YOUR GOAL.
Extract all of the entries and set them down verbatim.

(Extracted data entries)
- - - - -

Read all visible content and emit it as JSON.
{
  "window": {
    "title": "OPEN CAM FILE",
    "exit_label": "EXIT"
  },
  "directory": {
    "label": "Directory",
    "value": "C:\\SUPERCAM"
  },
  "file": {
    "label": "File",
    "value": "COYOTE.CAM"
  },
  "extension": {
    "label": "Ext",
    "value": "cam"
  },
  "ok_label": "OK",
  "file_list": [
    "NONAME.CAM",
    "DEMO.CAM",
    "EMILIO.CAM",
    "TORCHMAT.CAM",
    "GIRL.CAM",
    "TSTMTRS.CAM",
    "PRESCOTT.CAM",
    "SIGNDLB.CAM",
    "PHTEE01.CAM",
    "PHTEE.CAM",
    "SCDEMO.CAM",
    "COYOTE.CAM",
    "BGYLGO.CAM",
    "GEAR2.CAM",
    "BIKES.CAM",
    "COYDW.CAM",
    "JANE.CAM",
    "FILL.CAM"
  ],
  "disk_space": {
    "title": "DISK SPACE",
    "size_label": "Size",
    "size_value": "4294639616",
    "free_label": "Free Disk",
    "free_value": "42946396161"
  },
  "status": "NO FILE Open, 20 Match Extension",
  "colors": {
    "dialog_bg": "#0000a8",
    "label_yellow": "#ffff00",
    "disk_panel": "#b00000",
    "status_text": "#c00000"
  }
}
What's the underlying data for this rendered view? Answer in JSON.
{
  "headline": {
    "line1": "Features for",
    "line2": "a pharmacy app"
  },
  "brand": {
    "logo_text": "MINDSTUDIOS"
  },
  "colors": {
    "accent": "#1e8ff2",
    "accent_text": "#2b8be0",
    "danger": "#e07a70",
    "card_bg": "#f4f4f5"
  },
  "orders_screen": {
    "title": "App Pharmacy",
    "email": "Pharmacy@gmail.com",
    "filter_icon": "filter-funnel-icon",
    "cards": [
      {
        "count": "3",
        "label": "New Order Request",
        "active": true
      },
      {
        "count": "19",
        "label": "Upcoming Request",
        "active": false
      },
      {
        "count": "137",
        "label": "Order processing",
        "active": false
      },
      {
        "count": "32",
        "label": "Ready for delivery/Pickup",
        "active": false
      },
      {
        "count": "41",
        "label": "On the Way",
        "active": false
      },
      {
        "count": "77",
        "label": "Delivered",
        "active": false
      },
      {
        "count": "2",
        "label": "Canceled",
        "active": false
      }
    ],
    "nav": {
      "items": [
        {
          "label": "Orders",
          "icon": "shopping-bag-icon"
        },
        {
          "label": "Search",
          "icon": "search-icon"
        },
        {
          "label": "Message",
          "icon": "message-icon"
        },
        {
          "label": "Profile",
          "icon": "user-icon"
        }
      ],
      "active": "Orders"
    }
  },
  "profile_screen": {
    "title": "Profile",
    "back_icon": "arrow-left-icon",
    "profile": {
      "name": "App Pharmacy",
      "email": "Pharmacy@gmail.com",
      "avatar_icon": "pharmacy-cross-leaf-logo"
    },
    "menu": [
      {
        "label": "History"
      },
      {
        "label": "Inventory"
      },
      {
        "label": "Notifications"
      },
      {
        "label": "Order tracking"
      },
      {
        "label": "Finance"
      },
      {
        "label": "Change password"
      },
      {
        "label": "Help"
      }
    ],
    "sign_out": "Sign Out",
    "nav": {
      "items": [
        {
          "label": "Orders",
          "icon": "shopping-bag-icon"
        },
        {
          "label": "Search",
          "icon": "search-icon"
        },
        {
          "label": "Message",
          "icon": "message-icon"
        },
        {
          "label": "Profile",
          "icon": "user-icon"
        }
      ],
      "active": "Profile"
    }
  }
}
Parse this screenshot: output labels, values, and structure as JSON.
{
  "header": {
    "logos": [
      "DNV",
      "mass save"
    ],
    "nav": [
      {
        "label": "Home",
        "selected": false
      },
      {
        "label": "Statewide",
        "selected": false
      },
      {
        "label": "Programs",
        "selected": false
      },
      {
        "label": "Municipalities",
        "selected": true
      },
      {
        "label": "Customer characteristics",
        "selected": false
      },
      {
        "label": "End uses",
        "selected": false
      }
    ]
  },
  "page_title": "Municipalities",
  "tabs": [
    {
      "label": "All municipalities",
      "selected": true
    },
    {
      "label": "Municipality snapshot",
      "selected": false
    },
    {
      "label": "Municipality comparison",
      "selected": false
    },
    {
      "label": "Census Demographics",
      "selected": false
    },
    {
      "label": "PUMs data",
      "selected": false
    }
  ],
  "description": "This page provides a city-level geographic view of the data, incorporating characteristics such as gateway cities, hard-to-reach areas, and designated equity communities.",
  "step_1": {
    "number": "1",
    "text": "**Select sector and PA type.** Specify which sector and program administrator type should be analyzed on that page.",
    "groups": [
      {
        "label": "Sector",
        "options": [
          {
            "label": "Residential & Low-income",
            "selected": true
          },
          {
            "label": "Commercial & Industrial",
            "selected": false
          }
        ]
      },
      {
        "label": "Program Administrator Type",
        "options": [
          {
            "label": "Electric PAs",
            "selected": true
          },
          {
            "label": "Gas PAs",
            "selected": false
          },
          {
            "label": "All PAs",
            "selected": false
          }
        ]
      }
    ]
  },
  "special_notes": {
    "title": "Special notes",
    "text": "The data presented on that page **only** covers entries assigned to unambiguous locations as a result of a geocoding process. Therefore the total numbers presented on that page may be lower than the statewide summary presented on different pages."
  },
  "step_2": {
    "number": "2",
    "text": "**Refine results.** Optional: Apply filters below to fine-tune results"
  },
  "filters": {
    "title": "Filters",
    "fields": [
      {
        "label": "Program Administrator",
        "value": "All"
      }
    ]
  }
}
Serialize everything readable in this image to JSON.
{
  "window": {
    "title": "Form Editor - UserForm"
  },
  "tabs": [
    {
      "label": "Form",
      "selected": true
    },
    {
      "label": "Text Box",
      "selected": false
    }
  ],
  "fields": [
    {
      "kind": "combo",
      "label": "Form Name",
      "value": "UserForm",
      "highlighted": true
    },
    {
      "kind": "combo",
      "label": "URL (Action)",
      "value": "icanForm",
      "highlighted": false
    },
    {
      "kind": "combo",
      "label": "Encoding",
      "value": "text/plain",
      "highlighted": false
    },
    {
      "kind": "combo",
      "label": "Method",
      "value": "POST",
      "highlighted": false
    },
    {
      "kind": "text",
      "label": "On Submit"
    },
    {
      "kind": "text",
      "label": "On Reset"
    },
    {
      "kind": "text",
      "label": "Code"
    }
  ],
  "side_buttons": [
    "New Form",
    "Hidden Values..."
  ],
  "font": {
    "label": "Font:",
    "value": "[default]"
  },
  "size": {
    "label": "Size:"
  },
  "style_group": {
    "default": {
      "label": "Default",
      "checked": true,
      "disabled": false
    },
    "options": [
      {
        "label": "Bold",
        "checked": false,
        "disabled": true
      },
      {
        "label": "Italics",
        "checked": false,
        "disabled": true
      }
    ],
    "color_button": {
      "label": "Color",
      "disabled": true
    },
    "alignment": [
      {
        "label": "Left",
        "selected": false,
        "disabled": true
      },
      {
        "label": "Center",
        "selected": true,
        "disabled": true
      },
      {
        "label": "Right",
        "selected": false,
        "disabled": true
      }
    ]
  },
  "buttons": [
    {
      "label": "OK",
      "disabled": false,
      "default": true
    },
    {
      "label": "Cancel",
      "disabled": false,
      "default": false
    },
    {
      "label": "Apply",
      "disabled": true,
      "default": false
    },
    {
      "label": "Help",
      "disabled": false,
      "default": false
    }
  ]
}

- - - - -

CORRECT ANSWER.
Read all visible content and emit it as JSON.
{
  "window": {
    "title": "OPEN CAM FILE",
    "exit_label": "EXIT"
  },
  "directory": {
    "label": "Directory",
    "value": "C:\\SUPERCAM"
  },
  "file": {
    "label": "File",
    "value": "COYOTE.CAM"
  },
  "extension": {
    "label": "Ext",
    "value": "cam"
  },
  "ok_label": "OK",
  "file_list": [
    "NONAME.CAM",
    "DEMO.CAM",
    "EMILIO.CAM",
    "TORCHMAT.CAM",
    "GIRL.CAM",
    "TSTMTRS.CAM",
    "PRESCOTT.CAM",
    "SIGNDLB.CAM",
    "PHTEE01.CAM",
    "PHTEE.CAM",
    "SCDEMO.CAM",
    "COYOTE.CAM",
    "BGYLGO.CAM",
    "GEAR2.CAM",
    "BIKES.CAM",
    "COYDW.CAM",
    "JANE.CAM",
    "FILL.CAM"
  ],
  "disk_space": {
    "title": "DISK SPACE",
    "size_label": "Size",
    "size_value": "4294639616",
    "free_label": "Free Disk",
    "free_value": "42946396161"
  },
  "status": "NO FILE Open, 20 Match Extension",
  "colors": {
    "dialog_bg": "#0000a8",
    "label_yellow": "#ffff00",
    "disk_panel": "#b00000",
    "status_text": "#c00000"
  }
}
What's the underlying data for this rendered view? Answer in JSON.
{
  "headline": {
    "line1": "Features for",
    "line2": "a pharmacy app"
  },
  "brand": {
    "logo_text": "MINDSTUDIOS"
  },
  "colors": {
    "accent": "#1e8ff2",
    "accent_text": "#2b8be0",
    "danger": "#e07a70",
    "card_bg": "#f4f4f5"
  },
  "orders_screen": {
    "title": "App Pharmacy",
    "email": "Pharmacy@gmail.com",
    "filter_icon": "filter-funnel-icon",
    "cards": [
      {
        "count": "3",
        "label": "New Order Request",
        "active": true
      },
      {
        "count": "19",
        "label": "Upcoming Request",
        "active": false
      },
      {
        "count": "137",
        "label": "Order processing",
        "active": false
      },
      {
        "count": "32",
        "label": "Ready for delivery/Pickup",
        "active": false
      },
      {
        "count": "41",
        "label": "On the Way",
        "active": false
      },
      {
        "count": "77",
        "label": "Delivered",
        "active": false
      },
      {
        "count": "2",
        "label": "Canceled",
        "active": false
      }
    ],
    "nav": {
      "items": [
        {
          "label": "Orders",
          "icon": "shopping-bag-icon"
        },
        {
          "label": "Search",
          "icon": "search-icon"
        },
        {
          "label": "Message",
          "icon": "message-icon"
        },
        {
          "label": "Profile",
          "icon": "user-icon"
        }
      ],
      "active": "Orders"
    }
  },
  "profile_screen": {
    "title": "Profile",
    "back_icon": "arrow-left-icon",
    "profile": {
      "name": "App Pharmacy",
      "email": "Pharmacy@gmail.com",
      "avatar_icon": "pharmacy-cross-leaf-logo"
    },
    "menu": [
      {
        "label": "History"
      },
      {
        "label": "Inventory"
      },
      {
        "label": "Notifications"
      },
      {
        "label": "Order tracking"
      },
      {
        "label": "Finance"
      },
      {
        "label": "Change password"
      },
      {
        "label": "Help"
      }
    ],
    "sign_out": "Sign Out",
    "nav": {
      "items": [
        {
          "label": "Orders",
          "icon": "shopping-bag-icon"
        },
        {
          "label": "Search",
          "icon": "search-icon"
        },
        {
          "label": "Message",
          "icon": "message-icon"
        },
        {
          "label": "Profile",
          "icon": "user-icon"
        }
      ],
      "active": "Profile"
    }
  }
}
Parse this screenshot: output labels, values, and structure as JSON.
{
  "header": {
    "logos": [
      "DNV",
      "mass save"
    ],
    "nav": [
      {
        "label": "Home",
        "selected": false
      },
      {
        "label": "Statewide",
        "selected": false
      },
      {
        "label": "Programs",
        "selected": false
      },
      {
        "label": "Municipalities",
        "selected": true
      },
      {
        "label": "Customer characteristics",
        "selected": false
      },
      {
        "label": "End uses",
        "selected": false
      }
    ]
  },
  "page_title": "Municipalities",
  "tabs": [
    {
      "label": "All municipalities",
      "selected": true
    },
    {
      "label": "Municipality snapshot",
      "selected": false
    },
    {
      "label": "Municipality comparison",
      "selected": false
    },
    {
      "label": "Census Demographics",
      "selected": false
    },
    {
      "label": "PUMs data",
      "selected": false
    }
  ],
  "description": "This page provides a city-level geographic view of the data, incorporating characteristics such as gateway cities, hard-to-reach areas, and designated equity communities.",
  "step_1": {
    "number": "1",
    "text": "**Select sector and PA type.** Specify which sector and program administrator type should be analyzed on that page.",
    "groups": [
      {
        "label": "Sector",
        "options": [
          {
            "label": "Residential & Low-income",
            "selected": true
          },
          {
            "label": "Commercial & Industrial",
            "selected": false
          }
        ]
      },
      {
        "label": "Program Administrator Type",
        "options": [
          {
            "label": "Electric PAs",
            "selected": true
          },
          {
            "label": "Gas PAs",
            "selected": false
          },
          {
            "label": "All PAs",
            "selected": false
          }
        ]
      }
    ]
  },
  "special_notes": {
    "title": "Special notes",
    "text": "The data presented on that page **only** covers entries assigned to unambiguous locations as a result of a geocoding process. Therefore the total numbers presented on that page may be lower than the statewide summary presented on different pages."
  },
  "step_2": {
    "number": "2",
    "text": "**Refine results.** Optional: Apply filters below to fine-tune results"
  },
  "filters": {
    "title": "Filters",
    "fields": [
      {
        "label": "Program Administrator",
        "value": "All"
      }
    ]
  }
}
Serialize everything readable in this image to JSON.
{
  "window": {
    "title": "Form Editor - UserForm"
  },
  "tabs": [
    {
      "label": "Form",
      "selected": true
    },
    {
      "label": "Text Box",
      "selected": false
    }
  ],
  "fields": [
    {
      "kind": "combo",
      "label": "Form Name",
      "value": "UserForm",
      "highlighted": true
    },
    {
      "kind": "combo",
      "label": "URL (Action)",
      "value": "icanForm",
      "highlighted": false
    },
    {
      "kind": "combo",
      "label": "Encoding",
      "value": "text/plain",
      "highlighted": false
    },
    {
      "kind": "combo",
      "label": "Method",
      "value": "POST",
      "highlighted": false
    },
    {
      "kind": "text",
      "label": "On Submit"
    },
    {
      "kind": "text",
      "label": "On Reset"
    },
    {
      "kind": "text",
      "label": "Code"
    }
  ],
  "side_buttons": [
    "New Form",
    "Hidden Values..."
  ],
  "font": {
    "label": "Font:",
    "value": "[default]"
  },
  "size": {
    "label": "Size:"
  },
  "style_group": {
    "default": {
      "label": "Default",
      "checked": true,
      "disabled": false
    },
    "options": [
      {
        "label": "Bold",
        "checked": false,
        "disabled": true
      },
      {
        "label": "Italics",
        "checked": false,
        "disabled": true
      }
    ],
    "color_button": {
      "label": "Color",
      "disabled": true
    },
    "alignment": [
      {
        "label": "Left",
        "selected": false,
        "disabled": true
      },
      {
        "label": "Center",
        "selected": true,
        "disabled": true
      },
      {
        "label": "Right",
        "selected": false,
        "disabled": true
      }
    ]
  },
  "buttons": [
    {
      "label": "OK",
      "disabled": false,
      "default": true
    },
    {
      "label": "Cancel",
      "disabled": false,
      "default": false
    },
    {
      "label": "Apply",
      "disabled": true,
      "default": false
    },
    {
      "label": "Help",
      "disabled": false,
      "default": false
    }
  ]
}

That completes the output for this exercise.